[STATED EXERCISE]
Identify each line below containing the string "April" and copy it.

[DATA SECTION]

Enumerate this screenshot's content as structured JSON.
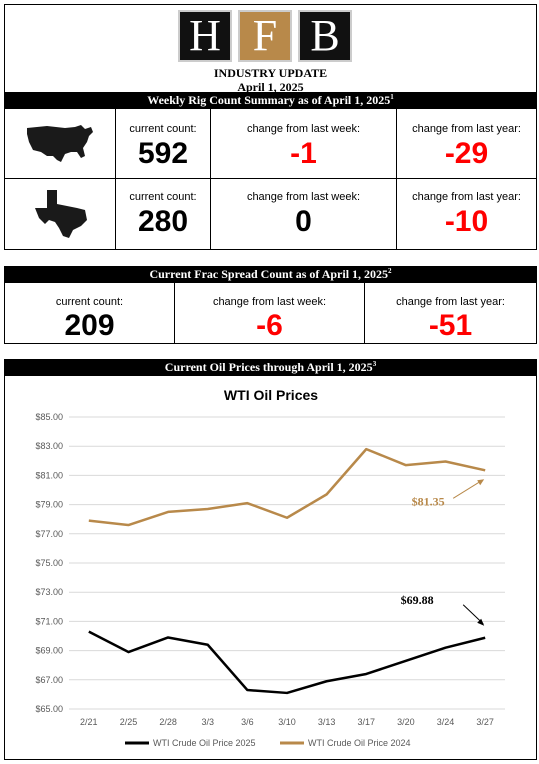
{
  "header": {
    "logo_letters": [
      "H",
      "F",
      "B"
    ],
    "title": "INDUSTRY UPDATE",
    "date": "April 1, 2025"
  },
  "rig_section": {
    "title": "Weekly Rig Count Summary as of April 1, 2025",
    "footnote": "1",
    "rows": [
      {
        "region_icon": "us-map-icon",
        "current_label": "current count:",
        "current_value": "592",
        "week_label": "change from last week:",
        "week_value": "-1",
        "year_label": "change from last year:",
        "year_value": "-29"
      },
      {
        "region_icon": "texas-map-icon",
        "current_label": "current count:",
        "current_value": "280",
        "week_label": "change from last week:",
        "week_value": "0",
        "year_label": "change from last year:",
        "year_value": "-10"
      }
    ]
  },
  "frac_section": {
    "title": "Current Frac Spread Count as of April 1, 2025",
    "footnote": "2",
    "current_label": "current count:",
    "current_value": "209",
    "week_label": "change from last week:",
    "week_value": "-6",
    "year_label": "change from last year:",
    "year_value": "-51"
  },
  "oil_section": {
    "title": "Current Oil Prices through April 1, 2025",
    "footnote": "3"
  },
  "colors": {
    "negative": "#ff0000",
    "gold": "#b8894a",
    "series_2025": "#000000",
    "series_2024": "#b8894a"
  },
  "chart_data": {
    "type": "line",
    "title": "WTI Oil Prices",
    "categories": [
      "2/21",
      "2/25",
      "2/28",
      "3/3",
      "3/6",
      "3/10",
      "3/13",
      "3/17",
      "3/20",
      "3/24",
      "3/27"
    ],
    "series": [
      {
        "name": "WTI Crude Oil Price 2025",
        "color": "#000000",
        "values": [
          70.3,
          68.9,
          69.9,
          69.4,
          66.3,
          66.1,
          66.9,
          67.4,
          68.3,
          69.2,
          69.88
        ]
      },
      {
        "name": "WTI Crude Oil Price 2024",
        "color": "#b8894a",
        "values": [
          77.9,
          77.6,
          78.5,
          78.7,
          79.1,
          78.1,
          79.7,
          82.8,
          81.7,
          81.95,
          81.35
        ]
      }
    ],
    "y_ticks": [
      "$65.00",
      "$67.00",
      "$69.00",
      "$71.00",
      "$73.00",
      "$75.00",
      "$77.00",
      "$79.00",
      "$81.00",
      "$83.00",
      "$85.00"
    ],
    "ylim": [
      65,
      85
    ],
    "grid": true,
    "legend_position": "bottom",
    "annotations": [
      {
        "text": "$69.88",
        "series": "WTI Crude Oil Price 2025",
        "color": "#000000"
      },
      {
        "text": "$81.35",
        "series": "WTI Crude Oil Price 2024",
        "color": "#b8894a"
      }
    ]
  }
}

[RESPONSE TO THIS TASK]
    "date": "April 1, 2025"
    "title": "Weekly Rig Count Summary as of April 1, 2025",
    "title": "Current Frac Spread Count as of April 1, 2025",
    "title": "Current Oil Prices through April 1, 2025",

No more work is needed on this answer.